=== DATA ROWS ===

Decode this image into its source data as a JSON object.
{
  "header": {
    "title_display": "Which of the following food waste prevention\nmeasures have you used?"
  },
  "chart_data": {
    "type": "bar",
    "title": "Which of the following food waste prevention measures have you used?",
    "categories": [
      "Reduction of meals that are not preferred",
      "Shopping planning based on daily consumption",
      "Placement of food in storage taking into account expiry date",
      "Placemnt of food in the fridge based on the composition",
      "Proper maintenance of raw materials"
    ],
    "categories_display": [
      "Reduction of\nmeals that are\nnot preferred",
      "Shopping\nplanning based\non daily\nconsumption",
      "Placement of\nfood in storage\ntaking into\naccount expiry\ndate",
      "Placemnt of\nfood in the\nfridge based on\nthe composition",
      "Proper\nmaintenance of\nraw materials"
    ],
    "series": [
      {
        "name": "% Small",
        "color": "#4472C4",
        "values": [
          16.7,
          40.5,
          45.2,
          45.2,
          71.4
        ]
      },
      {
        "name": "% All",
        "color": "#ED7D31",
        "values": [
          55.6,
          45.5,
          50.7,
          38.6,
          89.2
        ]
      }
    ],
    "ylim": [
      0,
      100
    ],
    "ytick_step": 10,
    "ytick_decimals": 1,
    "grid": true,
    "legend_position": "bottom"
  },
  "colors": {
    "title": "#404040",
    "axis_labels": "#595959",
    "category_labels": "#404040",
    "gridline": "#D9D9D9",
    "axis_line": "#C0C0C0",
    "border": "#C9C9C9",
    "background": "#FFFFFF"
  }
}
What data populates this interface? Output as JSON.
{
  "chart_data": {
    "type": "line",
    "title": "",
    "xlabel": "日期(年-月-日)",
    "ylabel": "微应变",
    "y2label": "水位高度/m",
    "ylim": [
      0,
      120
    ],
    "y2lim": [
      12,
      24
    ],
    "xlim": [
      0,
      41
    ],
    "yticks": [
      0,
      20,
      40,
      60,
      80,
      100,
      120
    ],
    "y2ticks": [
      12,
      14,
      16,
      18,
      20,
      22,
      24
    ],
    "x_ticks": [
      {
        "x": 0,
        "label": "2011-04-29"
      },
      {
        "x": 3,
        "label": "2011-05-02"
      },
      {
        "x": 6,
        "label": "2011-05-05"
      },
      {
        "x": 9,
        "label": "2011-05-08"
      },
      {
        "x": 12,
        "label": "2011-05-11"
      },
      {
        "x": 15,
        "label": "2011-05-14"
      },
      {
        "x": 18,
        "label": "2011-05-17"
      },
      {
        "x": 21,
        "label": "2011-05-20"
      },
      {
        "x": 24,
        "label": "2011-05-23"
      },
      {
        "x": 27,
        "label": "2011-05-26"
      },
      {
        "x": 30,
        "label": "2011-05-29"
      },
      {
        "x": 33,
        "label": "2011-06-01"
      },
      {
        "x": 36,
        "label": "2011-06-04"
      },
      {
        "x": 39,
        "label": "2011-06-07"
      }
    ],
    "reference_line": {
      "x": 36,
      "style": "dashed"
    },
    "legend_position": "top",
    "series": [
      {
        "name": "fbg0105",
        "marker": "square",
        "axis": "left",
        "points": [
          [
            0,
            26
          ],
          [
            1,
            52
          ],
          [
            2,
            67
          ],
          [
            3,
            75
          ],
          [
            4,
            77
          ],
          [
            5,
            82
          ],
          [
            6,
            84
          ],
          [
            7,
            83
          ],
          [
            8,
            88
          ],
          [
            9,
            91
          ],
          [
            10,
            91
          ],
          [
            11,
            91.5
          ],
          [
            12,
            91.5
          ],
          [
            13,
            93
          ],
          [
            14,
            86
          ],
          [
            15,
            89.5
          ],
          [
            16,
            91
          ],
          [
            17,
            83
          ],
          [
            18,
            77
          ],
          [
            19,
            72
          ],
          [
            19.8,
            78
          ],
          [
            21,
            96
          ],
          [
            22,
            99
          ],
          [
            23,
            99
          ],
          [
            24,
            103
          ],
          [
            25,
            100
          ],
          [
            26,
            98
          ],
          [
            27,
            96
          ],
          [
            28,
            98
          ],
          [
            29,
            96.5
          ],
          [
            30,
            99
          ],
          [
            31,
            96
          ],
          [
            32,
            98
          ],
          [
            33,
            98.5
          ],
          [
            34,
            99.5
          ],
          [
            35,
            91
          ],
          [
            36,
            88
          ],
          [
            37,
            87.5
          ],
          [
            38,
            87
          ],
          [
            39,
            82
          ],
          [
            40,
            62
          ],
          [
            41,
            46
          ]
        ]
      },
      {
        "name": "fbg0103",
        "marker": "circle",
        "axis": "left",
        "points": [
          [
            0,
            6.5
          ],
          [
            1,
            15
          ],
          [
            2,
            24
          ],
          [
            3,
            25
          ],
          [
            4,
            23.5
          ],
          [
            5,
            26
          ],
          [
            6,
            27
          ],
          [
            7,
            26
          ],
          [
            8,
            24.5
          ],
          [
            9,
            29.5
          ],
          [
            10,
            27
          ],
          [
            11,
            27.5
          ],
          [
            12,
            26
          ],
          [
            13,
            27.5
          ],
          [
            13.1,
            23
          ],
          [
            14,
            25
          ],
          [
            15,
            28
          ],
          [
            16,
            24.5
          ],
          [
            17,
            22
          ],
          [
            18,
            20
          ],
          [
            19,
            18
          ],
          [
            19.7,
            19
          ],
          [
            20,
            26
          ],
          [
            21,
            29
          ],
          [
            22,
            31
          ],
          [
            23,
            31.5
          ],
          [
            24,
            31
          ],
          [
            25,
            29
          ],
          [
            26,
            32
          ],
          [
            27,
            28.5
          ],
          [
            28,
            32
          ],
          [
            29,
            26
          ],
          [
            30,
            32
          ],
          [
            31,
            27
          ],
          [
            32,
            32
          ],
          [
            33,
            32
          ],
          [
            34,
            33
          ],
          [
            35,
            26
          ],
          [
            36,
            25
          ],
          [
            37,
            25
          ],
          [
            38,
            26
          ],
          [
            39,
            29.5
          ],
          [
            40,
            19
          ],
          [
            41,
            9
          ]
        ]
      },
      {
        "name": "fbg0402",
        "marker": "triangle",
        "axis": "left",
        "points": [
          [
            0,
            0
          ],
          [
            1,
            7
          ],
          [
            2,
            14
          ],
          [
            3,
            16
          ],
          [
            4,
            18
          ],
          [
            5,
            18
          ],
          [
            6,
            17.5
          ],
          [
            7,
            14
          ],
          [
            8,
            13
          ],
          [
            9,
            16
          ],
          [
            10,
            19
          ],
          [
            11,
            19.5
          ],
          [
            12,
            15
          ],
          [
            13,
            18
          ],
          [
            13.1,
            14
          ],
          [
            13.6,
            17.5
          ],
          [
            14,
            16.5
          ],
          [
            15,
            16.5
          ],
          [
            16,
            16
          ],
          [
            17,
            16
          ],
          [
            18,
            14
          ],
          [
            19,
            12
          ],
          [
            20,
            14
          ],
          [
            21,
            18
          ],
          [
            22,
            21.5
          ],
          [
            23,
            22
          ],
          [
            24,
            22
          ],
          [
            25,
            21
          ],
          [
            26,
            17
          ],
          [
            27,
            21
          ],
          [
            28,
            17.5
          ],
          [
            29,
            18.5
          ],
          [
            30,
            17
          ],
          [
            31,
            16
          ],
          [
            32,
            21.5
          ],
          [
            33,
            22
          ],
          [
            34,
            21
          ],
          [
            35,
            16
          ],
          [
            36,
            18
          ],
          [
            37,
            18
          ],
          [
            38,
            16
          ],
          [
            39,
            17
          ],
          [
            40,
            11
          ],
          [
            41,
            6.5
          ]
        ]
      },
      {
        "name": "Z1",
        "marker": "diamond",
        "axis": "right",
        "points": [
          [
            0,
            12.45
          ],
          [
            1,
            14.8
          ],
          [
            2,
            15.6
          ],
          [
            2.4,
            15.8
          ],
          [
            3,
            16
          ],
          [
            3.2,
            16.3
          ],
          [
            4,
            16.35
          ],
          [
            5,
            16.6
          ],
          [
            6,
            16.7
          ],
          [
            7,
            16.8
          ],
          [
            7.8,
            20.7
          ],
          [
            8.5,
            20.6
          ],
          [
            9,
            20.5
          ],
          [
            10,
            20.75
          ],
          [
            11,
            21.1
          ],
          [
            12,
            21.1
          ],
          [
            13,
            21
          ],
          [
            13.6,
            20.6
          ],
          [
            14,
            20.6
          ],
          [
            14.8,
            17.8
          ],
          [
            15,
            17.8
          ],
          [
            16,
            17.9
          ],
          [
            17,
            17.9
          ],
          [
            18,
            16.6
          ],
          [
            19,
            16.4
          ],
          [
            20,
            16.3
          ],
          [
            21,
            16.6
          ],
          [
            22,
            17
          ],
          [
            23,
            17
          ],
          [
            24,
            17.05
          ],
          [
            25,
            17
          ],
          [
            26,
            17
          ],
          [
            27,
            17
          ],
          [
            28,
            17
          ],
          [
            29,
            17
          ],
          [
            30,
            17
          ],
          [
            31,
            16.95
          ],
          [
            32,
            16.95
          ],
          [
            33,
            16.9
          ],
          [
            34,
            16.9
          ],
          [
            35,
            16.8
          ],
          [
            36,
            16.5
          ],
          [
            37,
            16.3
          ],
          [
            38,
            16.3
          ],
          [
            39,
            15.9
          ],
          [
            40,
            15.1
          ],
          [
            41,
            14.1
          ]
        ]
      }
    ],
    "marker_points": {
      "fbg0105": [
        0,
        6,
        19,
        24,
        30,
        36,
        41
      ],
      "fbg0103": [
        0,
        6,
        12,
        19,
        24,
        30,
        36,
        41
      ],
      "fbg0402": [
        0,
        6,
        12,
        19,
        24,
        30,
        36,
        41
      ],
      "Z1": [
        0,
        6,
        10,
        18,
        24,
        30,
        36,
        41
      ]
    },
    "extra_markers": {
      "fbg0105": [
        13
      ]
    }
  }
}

===

§ **AIM OF THE TASK**
Lines holding the word "Placement" should be counted across the entries; state only how many there are.

§ **EXERCISE OUTPUT**
2